**Working data:**
■ ■ ■ ■ ■ ■ ■

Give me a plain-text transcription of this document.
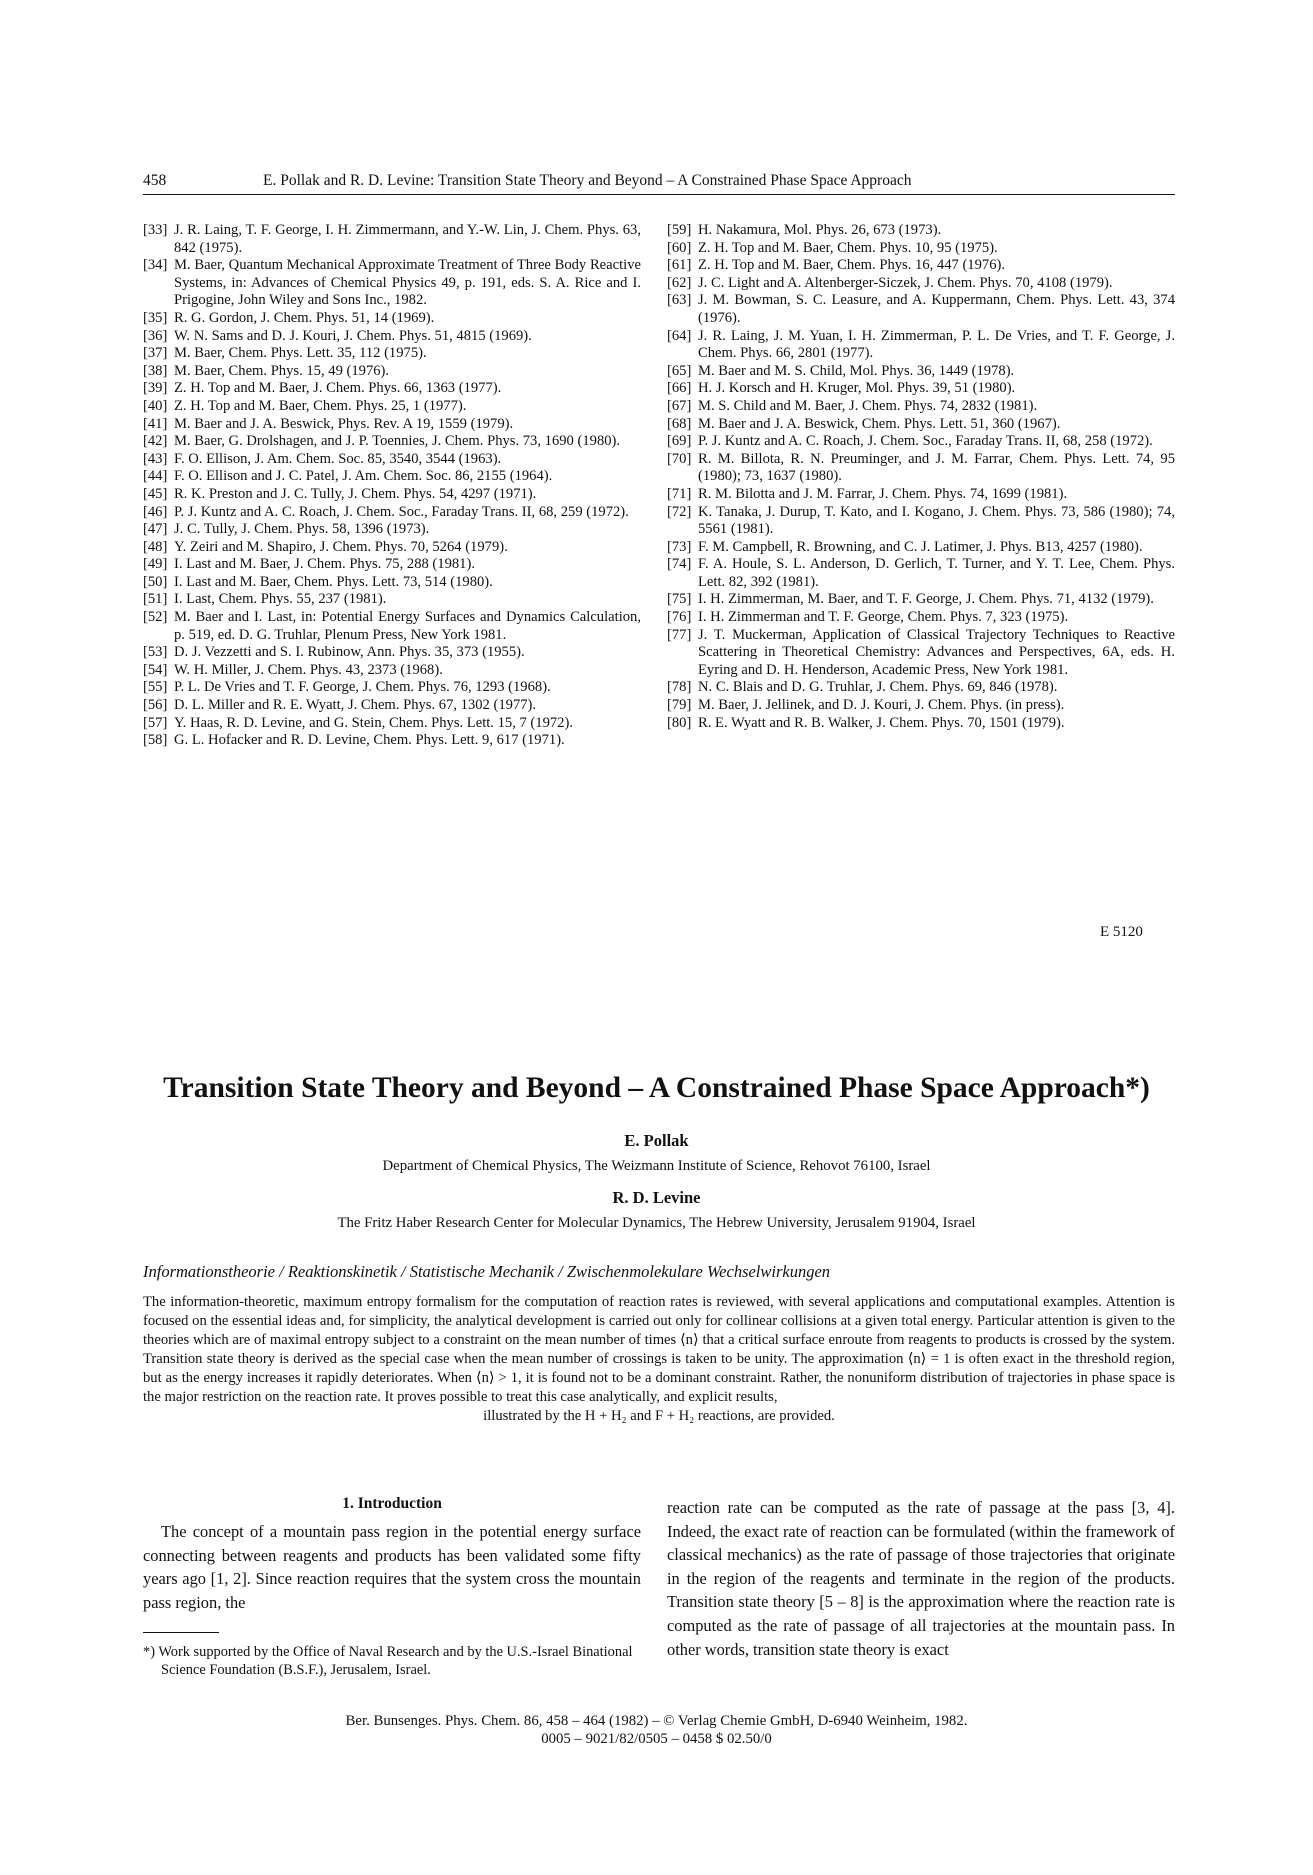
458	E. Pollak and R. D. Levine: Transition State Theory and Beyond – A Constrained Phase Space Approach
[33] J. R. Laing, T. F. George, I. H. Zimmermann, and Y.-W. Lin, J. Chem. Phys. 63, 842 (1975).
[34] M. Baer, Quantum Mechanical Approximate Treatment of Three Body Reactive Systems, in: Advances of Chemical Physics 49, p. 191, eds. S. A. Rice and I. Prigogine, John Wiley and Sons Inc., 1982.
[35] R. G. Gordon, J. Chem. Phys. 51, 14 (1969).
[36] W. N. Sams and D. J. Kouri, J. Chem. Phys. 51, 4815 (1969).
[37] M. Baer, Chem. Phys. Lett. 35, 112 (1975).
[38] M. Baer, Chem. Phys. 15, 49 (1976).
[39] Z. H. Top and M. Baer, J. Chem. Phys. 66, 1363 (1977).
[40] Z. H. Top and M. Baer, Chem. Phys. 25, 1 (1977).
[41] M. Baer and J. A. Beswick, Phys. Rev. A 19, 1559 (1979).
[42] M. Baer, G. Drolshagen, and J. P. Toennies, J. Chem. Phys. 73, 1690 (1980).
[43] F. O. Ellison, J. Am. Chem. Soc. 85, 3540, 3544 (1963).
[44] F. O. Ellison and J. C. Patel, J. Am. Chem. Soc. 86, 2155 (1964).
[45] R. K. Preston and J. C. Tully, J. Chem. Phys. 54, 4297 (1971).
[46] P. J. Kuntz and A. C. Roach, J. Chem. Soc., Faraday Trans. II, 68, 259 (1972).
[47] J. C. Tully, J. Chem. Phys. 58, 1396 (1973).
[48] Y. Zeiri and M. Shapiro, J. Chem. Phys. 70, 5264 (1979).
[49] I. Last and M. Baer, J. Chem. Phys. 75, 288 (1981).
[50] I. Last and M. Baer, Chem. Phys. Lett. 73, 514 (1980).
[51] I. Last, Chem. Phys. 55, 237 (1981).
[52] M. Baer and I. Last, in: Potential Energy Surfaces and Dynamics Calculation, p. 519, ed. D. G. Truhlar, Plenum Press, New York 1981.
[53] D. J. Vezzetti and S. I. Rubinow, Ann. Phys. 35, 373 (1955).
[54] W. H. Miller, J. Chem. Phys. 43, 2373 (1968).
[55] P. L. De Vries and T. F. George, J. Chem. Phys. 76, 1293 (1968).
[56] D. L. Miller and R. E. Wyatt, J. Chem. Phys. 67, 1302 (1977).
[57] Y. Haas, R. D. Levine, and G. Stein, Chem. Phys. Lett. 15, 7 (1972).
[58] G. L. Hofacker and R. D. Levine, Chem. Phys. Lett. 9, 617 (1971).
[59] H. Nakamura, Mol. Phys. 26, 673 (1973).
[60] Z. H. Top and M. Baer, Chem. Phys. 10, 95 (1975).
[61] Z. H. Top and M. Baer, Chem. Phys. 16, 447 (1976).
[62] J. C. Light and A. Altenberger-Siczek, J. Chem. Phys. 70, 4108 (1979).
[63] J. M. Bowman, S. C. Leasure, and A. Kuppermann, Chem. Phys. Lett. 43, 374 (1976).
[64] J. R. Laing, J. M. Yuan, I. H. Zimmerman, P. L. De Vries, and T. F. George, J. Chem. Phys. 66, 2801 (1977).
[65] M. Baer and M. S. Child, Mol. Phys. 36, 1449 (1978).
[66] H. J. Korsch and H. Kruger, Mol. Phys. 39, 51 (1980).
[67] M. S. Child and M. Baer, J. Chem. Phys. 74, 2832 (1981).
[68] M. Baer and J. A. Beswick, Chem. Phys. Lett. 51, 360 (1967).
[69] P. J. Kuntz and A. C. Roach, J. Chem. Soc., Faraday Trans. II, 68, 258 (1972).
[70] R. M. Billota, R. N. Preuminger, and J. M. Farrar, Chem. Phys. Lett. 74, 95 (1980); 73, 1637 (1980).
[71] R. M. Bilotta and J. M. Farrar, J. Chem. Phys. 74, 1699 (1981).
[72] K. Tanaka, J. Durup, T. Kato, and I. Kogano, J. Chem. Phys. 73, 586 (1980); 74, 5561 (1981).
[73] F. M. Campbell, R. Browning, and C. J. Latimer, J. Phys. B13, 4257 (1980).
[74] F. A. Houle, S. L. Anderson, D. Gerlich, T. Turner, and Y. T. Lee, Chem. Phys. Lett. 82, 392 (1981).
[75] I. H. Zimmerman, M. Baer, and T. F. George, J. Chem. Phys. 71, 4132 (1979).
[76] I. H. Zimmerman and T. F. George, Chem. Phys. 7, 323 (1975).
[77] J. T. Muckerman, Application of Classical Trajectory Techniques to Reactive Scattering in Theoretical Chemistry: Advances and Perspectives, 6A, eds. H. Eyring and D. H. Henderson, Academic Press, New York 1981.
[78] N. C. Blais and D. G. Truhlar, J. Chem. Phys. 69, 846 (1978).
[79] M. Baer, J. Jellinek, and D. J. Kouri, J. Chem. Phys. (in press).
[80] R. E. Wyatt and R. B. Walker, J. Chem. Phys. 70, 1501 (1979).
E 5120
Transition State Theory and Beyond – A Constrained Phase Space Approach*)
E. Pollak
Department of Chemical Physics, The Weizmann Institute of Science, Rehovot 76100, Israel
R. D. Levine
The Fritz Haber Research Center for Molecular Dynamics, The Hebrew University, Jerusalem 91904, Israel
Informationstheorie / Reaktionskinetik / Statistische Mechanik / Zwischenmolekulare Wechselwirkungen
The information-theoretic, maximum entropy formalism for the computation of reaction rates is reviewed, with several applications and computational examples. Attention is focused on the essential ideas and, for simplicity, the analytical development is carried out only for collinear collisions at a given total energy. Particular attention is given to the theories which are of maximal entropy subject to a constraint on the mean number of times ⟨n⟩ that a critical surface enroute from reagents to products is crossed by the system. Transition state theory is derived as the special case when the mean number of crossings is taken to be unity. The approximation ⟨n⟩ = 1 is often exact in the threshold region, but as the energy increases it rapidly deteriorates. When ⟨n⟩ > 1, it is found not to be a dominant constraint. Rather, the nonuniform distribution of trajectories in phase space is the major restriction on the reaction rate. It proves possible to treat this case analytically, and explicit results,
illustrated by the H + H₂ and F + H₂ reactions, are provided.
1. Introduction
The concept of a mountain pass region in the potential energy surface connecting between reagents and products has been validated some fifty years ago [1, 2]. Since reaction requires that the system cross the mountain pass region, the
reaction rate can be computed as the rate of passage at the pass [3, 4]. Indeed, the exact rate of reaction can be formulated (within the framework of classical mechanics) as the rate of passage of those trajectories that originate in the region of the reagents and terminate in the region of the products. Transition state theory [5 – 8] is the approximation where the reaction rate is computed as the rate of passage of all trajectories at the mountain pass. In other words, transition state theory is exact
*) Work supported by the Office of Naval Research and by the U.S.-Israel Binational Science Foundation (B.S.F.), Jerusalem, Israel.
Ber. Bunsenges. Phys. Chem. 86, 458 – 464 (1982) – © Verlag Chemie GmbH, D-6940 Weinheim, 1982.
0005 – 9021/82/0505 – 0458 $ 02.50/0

■ ■ ■ ■ ■ ■ ■

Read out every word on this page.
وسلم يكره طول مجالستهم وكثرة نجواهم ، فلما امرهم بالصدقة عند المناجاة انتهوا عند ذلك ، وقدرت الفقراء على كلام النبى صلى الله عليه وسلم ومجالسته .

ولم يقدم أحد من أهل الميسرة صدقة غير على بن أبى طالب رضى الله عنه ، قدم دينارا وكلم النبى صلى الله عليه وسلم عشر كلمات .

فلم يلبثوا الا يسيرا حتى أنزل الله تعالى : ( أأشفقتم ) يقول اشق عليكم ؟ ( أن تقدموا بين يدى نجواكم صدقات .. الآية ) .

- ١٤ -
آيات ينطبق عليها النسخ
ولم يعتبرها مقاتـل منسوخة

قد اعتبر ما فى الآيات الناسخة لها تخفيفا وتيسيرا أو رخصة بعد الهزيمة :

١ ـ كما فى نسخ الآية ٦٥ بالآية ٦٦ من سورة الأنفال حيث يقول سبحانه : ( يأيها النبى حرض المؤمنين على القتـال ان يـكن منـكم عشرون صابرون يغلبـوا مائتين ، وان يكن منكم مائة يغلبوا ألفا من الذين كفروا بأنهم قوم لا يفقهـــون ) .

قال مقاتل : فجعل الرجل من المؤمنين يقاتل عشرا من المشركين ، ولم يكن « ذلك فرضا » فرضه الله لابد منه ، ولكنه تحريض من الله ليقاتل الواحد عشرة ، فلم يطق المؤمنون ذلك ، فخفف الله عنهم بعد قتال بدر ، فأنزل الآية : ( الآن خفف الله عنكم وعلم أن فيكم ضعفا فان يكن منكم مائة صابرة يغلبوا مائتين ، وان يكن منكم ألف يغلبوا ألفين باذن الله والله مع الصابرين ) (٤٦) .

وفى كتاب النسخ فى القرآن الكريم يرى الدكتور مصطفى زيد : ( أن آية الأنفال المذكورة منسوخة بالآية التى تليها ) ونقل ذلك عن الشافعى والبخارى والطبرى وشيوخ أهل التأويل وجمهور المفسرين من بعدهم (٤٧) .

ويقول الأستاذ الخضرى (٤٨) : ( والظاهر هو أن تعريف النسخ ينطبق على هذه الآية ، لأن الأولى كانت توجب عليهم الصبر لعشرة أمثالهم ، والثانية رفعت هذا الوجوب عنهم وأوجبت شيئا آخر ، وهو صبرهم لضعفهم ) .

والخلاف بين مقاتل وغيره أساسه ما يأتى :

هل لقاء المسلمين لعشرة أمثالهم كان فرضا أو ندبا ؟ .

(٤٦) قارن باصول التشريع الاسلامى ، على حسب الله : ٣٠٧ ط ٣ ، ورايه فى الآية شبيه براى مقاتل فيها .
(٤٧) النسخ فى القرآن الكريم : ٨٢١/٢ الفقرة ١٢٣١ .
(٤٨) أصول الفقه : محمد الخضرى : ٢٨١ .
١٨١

■ ■ ■ ■ ■ ■ ■

**Given task:**
Each line in the data that holds the string "Reactive" should be found and copied.

**Written answer:**
[34] M. Baer, Quantum Mechanical Approximate Treatment of Three Body Reactive Systems, in: Advances of Chemical Physics 49, p. 191, eds. S. A. Rice and I. Prigogine, John Wiley and Sons Inc., 1982.
[77] J. T. Muckerman, Application of Classical Trajectory Techniques to Reactive Scattering in Theoretical Chemistry: Advances and Perspectives, 6A, eds. H. Eyring and D. H. Henderson, Academic Press, New York 1981.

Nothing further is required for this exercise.